Task: Nothing may be dropped or altered: reproduce all the data.

(Records excerpted from a collection)
★ ★ ★ ★

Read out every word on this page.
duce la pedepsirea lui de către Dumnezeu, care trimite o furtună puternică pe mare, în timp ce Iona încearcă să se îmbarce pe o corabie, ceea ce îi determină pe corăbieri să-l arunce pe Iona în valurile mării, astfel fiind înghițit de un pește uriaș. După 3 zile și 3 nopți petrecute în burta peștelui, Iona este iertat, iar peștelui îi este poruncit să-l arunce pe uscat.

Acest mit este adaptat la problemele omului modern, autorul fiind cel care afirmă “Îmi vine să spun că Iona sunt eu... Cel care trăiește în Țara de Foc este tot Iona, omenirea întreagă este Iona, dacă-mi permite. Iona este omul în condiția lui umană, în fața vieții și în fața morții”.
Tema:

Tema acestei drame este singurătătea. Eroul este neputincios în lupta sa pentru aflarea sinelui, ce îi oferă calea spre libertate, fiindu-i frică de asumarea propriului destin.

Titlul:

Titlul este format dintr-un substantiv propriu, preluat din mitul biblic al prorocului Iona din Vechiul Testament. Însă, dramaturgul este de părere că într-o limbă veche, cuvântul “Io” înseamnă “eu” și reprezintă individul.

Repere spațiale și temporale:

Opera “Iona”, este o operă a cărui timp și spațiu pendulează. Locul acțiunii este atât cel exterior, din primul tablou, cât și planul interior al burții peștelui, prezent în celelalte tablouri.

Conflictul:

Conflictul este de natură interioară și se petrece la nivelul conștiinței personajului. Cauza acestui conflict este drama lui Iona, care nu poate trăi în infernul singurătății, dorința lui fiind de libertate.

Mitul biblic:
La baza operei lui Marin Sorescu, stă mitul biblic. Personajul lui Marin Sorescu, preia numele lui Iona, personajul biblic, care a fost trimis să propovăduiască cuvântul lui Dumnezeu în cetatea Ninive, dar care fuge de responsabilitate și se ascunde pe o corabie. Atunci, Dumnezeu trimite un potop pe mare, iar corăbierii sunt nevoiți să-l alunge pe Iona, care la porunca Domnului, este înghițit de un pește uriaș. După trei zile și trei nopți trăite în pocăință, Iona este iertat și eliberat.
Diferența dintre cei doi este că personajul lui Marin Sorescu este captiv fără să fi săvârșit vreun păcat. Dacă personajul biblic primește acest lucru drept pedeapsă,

★ ★ ★ ★

Written response:
Read out every word on this page.
duce la pedepsirea lui de către Dumnezeu, care trimite o furtună puternică pe mare, în timp ce Iona încearcă să se îmbarce pe o corabie, ceea ce îi determină pe corăbieri să-l arunce pe Iona în valurile mării, astfel fiind înghițit de un pește uriaș. După 3 zile și 3 nopți petrecute în burta peștelui, Iona este iertat, iar peștelui îi este poruncit să-l arunce pe uscat.

Acest mit este adaptat la problemele omului modern, autorul fiind cel care afirmă “Îmi vine să spun că Iona sunt eu... Cel care trăiește în Țara de Foc este tot Iona, omenirea întreagă este Iona, dacă-mi permite. Iona este omul în condiția lui umană, în fața vieții și în fața morții”.
Tema:

Tema acestei drame este singurătătea. Eroul este neputincios în lupta sa pentru aflarea sinelui, ce îi oferă calea spre libertate, fiindu-i frică de asumarea propriului destin.

Titlul:

Titlul este format dintr-un substantiv propriu, preluat din mitul biblic al prorocului Iona din Vechiul Testament. Însă, dramaturgul este de părere că într-o limbă veche, cuvântul “Io” înseamnă “eu” și reprezintă individul.

Repere spațiale și temporale:

Opera “Iona”, este o operă a cărui timp și spațiu pendulează. Locul acțiunii este atât cel exterior, din primul tablou, cât și planul interior al burții peștelui, prezent în celelalte tablouri.

Conflictul:

Conflictul este de natură interioară și se petrece la nivelul conștiinței personajului. Cauza acestui conflict este drama lui Iona, care nu poate trăi în infernul singurătății, dorința lui fiind de libertate.

Mitul biblic:
La baza operei lui Marin Sorescu, stă mitul biblic. Personajul lui Marin Sorescu, preia numele lui Iona, personajul biblic, care a fost trimis să propovăduiască cuvântul lui Dumnezeu în cetatea Ninive, dar care fuge de responsabilitate și se ascunde pe o corabie. Atunci, Dumnezeu trimite un potop pe mare, iar corăbierii sunt nevoiți să-l alunge pe Iona, care la porunca Domnului, este înghițit de un pește uriaș. După trei zile și trei nopți trăite în pocăință, Iona este iertat și eliberat.
Diferența dintre cei doi este că personajul lui Marin Sorescu este captiv fără să fi săvârșit vreun păcat. Dacă personajul biblic primește acest lucru drept pedeapsă,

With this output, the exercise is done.